* start EXCERPTED RECORDS *

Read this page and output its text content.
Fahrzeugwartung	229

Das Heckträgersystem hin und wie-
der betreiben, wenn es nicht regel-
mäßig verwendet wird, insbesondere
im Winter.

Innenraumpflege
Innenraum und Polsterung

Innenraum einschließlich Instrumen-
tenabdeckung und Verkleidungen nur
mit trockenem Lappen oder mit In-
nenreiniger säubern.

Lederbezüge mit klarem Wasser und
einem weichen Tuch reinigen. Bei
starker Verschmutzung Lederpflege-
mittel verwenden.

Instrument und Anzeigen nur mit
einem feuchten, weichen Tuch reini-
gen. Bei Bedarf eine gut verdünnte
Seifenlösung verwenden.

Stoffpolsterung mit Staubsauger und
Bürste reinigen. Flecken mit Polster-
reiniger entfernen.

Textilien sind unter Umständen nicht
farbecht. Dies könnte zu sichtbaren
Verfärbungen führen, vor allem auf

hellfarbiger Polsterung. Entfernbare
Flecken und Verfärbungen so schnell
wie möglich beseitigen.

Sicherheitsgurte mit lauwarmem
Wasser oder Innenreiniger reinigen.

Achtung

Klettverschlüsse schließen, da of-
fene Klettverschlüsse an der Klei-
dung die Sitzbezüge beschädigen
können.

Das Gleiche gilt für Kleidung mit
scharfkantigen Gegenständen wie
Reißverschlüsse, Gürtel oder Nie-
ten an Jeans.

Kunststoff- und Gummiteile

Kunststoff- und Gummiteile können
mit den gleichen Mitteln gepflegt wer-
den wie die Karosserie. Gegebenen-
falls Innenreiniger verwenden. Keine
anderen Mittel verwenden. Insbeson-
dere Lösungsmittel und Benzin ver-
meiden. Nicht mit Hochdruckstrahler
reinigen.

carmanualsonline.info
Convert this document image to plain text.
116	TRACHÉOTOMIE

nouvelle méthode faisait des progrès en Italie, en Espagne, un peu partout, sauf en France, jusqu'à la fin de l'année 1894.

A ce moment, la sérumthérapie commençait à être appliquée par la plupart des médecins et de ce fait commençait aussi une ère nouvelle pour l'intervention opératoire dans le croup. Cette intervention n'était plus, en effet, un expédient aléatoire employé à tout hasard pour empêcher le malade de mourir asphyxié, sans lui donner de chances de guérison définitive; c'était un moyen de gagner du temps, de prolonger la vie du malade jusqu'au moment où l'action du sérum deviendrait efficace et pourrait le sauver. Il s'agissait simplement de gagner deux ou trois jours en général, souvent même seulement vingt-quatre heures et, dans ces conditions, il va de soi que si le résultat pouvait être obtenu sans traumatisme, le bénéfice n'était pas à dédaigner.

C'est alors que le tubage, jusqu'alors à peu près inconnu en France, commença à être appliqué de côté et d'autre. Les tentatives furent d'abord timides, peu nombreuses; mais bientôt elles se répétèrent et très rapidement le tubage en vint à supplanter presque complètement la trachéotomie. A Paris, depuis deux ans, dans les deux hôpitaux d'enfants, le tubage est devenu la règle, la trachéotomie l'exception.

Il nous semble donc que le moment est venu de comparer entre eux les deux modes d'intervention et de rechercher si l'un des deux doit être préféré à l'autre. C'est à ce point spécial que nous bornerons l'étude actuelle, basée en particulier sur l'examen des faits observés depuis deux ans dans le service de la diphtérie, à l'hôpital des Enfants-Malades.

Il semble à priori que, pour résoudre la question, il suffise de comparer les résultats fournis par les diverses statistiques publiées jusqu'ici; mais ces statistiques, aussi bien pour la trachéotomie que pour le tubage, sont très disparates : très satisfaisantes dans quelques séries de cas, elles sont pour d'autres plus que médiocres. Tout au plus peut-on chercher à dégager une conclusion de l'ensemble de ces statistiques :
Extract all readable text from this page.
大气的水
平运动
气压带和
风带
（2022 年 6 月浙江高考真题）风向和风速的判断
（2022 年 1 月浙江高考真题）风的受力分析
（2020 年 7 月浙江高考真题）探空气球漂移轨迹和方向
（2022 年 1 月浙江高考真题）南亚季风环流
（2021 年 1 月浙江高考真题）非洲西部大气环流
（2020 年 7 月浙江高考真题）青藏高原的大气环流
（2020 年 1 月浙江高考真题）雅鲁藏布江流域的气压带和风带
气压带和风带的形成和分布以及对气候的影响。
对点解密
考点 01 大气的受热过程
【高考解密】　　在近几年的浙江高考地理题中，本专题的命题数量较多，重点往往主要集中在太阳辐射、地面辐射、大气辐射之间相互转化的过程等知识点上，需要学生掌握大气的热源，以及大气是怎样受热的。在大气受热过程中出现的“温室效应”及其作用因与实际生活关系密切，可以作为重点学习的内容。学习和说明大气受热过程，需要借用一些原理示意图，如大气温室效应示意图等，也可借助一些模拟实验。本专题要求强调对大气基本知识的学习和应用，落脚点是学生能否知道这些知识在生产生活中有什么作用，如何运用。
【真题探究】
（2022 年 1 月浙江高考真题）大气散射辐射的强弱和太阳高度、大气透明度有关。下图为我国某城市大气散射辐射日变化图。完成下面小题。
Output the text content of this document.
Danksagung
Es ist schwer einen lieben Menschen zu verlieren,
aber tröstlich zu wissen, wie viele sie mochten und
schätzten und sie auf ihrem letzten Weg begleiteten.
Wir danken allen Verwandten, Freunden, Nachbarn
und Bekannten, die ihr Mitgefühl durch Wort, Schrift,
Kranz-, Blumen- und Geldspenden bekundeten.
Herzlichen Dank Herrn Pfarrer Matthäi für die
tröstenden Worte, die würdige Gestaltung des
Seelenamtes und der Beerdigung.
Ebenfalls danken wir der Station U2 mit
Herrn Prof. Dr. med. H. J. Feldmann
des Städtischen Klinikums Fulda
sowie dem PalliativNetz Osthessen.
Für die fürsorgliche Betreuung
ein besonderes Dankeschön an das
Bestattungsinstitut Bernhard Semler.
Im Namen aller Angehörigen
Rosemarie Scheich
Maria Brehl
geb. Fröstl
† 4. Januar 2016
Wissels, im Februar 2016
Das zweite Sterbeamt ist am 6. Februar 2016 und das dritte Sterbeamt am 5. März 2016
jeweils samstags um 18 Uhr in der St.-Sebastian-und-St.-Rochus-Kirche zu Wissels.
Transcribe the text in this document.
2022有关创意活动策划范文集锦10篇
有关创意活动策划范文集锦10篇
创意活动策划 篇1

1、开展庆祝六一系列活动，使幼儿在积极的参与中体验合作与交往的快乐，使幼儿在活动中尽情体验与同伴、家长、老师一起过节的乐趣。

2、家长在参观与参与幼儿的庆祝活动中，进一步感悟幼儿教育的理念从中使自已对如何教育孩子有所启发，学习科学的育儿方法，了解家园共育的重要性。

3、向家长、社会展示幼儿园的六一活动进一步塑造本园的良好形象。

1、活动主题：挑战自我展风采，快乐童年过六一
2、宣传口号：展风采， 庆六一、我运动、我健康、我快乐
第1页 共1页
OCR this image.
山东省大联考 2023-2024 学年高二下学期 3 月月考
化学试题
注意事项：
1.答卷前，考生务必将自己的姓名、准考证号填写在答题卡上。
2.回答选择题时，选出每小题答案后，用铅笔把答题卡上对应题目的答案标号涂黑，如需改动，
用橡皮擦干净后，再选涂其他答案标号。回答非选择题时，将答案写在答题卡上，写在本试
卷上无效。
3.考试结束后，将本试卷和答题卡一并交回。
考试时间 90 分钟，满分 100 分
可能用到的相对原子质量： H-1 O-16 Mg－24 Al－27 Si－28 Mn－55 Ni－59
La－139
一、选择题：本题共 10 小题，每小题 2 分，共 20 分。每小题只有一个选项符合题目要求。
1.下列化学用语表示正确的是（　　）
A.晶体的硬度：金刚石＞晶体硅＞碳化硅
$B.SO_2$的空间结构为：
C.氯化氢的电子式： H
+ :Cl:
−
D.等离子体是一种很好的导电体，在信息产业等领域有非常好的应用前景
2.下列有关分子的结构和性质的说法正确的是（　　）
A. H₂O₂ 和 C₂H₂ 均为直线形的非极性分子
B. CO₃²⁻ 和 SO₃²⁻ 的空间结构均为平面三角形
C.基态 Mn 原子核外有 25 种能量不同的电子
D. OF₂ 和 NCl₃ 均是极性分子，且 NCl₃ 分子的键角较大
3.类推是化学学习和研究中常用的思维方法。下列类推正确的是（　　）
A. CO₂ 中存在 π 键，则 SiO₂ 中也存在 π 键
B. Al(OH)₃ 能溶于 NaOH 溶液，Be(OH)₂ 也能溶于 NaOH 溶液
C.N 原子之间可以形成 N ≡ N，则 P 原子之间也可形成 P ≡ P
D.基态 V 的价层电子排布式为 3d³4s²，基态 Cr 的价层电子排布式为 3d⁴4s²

* end EXCERPTED RECORDS *

# EXERCISE AIM
Report the number of lines in the entries above that include the string "image". Give nothing but the number.

# FULL SOLUTION
2